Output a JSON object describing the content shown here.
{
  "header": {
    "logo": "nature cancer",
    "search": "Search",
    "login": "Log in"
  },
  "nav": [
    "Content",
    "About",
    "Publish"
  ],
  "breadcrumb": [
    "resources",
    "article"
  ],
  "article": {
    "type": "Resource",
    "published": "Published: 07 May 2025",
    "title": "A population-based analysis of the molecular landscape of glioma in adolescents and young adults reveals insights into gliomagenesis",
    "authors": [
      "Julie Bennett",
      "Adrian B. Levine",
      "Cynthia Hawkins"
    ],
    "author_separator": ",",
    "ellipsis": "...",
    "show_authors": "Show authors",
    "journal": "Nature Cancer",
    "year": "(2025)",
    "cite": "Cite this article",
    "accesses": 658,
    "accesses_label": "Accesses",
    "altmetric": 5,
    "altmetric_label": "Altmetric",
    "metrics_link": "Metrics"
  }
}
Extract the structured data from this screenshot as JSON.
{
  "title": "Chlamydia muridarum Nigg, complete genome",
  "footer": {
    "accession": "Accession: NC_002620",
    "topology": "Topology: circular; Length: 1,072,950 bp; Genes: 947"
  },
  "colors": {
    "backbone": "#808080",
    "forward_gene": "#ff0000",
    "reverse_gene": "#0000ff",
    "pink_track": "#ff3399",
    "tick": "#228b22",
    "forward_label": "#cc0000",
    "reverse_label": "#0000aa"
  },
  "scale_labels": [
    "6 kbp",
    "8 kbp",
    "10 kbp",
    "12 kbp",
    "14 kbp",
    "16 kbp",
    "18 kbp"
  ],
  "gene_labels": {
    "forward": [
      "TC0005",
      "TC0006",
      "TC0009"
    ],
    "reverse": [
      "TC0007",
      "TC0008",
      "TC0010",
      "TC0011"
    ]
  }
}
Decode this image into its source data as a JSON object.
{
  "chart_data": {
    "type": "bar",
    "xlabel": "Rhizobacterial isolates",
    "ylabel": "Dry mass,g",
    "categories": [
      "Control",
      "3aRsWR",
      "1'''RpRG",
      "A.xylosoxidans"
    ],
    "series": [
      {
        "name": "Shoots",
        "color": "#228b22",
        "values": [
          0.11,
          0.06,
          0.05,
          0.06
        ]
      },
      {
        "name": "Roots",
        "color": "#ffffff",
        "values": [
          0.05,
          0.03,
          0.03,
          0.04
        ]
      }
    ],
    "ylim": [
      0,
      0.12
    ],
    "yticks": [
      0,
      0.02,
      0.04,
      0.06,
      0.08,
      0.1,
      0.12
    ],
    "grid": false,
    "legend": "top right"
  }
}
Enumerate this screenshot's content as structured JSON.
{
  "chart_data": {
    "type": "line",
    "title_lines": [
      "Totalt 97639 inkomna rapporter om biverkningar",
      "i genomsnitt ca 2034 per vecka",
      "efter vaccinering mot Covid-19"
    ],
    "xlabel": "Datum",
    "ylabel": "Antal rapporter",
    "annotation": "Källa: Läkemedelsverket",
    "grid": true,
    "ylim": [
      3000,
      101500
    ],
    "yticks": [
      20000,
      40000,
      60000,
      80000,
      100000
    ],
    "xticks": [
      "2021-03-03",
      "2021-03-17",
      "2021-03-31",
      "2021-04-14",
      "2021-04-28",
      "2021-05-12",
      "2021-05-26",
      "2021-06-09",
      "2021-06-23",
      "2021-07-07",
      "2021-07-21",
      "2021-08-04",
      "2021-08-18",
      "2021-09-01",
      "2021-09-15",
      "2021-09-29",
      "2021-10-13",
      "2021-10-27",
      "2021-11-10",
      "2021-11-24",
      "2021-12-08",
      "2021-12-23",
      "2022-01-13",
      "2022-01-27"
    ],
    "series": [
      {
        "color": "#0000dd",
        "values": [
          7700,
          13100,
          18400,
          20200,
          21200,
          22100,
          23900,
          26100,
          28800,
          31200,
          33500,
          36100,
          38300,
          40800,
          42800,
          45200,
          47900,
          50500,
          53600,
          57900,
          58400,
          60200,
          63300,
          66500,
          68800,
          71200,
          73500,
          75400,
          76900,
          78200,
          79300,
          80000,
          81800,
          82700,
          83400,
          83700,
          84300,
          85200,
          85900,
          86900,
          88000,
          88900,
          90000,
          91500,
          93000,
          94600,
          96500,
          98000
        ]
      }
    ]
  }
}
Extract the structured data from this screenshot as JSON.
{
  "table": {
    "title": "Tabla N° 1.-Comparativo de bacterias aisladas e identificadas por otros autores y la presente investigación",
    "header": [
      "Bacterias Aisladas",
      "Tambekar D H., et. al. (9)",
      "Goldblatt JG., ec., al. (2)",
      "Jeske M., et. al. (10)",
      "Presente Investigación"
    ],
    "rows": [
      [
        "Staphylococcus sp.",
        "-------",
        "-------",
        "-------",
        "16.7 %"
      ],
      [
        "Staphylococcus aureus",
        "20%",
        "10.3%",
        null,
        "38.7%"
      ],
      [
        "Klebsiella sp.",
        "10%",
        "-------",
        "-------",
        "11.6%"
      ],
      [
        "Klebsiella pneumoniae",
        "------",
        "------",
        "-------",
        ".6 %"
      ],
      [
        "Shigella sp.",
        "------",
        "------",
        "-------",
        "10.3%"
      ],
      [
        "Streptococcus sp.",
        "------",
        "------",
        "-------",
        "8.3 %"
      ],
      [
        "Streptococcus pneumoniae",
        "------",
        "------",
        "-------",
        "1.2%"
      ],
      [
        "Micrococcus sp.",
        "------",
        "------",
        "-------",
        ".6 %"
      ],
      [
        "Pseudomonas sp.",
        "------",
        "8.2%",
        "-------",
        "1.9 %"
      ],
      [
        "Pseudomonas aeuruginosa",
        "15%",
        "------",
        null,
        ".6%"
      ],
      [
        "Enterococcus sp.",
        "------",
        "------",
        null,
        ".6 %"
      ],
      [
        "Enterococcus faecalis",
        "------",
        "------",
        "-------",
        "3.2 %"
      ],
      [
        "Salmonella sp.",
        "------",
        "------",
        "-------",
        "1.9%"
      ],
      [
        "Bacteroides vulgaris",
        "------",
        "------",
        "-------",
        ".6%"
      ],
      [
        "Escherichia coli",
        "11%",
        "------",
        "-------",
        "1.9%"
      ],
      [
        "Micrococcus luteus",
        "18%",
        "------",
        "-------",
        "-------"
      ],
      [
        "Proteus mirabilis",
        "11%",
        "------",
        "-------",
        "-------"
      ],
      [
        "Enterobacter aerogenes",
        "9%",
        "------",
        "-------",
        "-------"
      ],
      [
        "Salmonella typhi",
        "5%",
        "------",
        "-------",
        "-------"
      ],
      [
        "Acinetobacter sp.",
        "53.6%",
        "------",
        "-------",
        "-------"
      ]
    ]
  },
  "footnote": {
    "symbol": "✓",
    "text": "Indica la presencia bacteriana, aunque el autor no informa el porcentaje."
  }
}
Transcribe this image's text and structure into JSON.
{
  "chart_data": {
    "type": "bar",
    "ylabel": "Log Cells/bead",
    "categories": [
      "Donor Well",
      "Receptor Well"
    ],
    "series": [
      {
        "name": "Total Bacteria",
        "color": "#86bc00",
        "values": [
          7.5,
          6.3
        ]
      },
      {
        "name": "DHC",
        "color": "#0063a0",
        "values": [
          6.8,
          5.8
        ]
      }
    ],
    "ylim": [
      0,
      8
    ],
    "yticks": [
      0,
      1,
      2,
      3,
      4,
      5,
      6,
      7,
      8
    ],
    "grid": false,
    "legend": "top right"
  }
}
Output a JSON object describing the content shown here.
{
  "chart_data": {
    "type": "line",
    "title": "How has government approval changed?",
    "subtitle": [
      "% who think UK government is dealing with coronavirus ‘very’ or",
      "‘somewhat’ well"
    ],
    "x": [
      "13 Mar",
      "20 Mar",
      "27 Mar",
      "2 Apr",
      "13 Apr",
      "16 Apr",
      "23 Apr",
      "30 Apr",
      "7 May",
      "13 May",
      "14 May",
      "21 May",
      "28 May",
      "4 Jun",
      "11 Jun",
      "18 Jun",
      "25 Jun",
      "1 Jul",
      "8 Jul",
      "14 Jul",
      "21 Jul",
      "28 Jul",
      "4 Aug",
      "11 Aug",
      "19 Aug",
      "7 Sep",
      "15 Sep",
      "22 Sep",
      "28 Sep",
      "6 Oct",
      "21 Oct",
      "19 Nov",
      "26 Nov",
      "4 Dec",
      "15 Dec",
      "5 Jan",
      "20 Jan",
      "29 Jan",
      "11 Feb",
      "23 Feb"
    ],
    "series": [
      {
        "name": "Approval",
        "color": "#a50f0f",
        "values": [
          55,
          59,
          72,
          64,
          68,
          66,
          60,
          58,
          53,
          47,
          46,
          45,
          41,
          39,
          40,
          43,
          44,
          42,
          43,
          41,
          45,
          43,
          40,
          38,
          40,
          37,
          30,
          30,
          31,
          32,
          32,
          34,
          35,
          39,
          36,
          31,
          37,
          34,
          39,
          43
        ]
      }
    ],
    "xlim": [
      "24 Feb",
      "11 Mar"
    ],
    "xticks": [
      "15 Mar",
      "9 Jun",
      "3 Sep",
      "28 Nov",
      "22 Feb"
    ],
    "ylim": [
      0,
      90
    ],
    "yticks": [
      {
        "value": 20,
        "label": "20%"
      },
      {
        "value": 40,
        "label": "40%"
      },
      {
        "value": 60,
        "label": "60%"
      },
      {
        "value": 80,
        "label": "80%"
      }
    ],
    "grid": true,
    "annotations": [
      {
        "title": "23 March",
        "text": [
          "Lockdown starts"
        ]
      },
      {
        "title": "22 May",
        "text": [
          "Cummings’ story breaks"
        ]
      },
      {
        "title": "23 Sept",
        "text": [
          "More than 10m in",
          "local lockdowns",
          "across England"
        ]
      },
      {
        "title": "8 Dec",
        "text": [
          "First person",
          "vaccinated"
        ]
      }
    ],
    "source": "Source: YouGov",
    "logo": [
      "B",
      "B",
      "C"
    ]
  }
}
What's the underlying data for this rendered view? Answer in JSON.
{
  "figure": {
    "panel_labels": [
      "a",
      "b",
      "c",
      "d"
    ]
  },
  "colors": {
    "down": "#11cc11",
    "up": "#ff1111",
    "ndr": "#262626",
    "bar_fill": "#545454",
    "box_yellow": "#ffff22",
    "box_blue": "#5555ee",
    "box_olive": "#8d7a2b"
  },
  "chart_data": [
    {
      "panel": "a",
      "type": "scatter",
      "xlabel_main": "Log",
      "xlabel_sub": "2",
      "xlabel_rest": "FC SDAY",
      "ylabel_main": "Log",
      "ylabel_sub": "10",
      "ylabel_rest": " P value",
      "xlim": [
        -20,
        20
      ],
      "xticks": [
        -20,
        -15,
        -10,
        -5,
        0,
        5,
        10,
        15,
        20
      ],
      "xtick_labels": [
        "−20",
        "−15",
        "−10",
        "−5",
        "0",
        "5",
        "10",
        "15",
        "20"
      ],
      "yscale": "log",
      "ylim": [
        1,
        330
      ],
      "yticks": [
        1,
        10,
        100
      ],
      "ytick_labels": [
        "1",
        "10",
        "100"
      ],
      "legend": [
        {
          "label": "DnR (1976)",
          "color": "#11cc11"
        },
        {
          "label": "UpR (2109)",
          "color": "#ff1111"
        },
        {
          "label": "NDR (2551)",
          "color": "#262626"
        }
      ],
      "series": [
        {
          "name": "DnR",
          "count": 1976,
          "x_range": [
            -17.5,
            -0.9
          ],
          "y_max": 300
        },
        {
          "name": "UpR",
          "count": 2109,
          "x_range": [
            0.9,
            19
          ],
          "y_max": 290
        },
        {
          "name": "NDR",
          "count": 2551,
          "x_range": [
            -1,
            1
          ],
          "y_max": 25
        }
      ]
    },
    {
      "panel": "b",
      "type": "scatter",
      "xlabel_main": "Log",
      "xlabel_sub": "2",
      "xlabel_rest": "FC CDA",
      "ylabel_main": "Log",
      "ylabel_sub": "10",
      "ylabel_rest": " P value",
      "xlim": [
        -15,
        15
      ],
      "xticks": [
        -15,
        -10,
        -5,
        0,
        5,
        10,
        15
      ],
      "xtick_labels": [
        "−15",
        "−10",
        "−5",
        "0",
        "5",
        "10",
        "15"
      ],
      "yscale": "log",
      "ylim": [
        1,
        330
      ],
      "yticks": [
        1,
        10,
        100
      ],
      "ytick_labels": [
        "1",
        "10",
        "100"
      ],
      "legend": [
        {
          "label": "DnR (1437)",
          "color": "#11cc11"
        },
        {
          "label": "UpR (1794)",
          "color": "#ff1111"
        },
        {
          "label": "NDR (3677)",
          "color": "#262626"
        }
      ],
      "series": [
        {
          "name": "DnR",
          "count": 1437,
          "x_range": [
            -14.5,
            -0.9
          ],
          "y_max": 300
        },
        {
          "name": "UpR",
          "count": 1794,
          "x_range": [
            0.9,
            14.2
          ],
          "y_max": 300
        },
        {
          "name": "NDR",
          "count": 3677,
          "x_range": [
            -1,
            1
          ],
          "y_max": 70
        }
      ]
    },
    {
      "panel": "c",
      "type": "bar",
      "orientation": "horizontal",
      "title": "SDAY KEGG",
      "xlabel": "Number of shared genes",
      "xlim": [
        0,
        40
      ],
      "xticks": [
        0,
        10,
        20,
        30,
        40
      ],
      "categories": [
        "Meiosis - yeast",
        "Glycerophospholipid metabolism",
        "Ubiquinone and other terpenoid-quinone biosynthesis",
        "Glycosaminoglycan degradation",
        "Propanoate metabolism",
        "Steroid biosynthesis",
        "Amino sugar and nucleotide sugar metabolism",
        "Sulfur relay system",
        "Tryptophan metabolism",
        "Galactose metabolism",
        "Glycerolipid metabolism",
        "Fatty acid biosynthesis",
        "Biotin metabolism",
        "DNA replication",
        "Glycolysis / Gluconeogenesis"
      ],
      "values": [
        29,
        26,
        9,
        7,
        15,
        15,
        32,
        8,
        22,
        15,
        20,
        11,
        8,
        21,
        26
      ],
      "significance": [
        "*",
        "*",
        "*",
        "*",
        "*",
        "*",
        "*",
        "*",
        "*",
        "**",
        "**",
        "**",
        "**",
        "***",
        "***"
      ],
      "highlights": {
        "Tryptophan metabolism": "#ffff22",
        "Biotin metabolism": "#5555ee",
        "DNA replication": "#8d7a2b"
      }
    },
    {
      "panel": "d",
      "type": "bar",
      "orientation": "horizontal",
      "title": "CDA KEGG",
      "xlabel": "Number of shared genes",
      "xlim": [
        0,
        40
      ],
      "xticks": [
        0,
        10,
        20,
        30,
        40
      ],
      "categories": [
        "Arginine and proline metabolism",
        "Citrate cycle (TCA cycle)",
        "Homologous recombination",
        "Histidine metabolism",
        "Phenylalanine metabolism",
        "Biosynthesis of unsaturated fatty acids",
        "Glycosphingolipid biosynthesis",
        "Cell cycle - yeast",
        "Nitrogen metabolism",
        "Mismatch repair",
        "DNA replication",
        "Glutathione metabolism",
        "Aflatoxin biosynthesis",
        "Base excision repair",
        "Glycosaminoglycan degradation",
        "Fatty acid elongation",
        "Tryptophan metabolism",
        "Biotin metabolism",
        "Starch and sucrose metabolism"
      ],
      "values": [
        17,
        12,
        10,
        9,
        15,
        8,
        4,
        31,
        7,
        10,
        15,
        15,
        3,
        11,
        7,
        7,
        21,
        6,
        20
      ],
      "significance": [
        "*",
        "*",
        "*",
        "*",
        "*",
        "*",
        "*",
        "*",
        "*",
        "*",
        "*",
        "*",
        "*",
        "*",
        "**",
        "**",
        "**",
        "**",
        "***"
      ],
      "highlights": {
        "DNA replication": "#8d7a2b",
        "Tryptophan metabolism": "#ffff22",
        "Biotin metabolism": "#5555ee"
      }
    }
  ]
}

_What the task asks:_
If a line of the entries contains "rapporter", it counts; give the total of such lines and nothing more.

_Answer to this task:_
2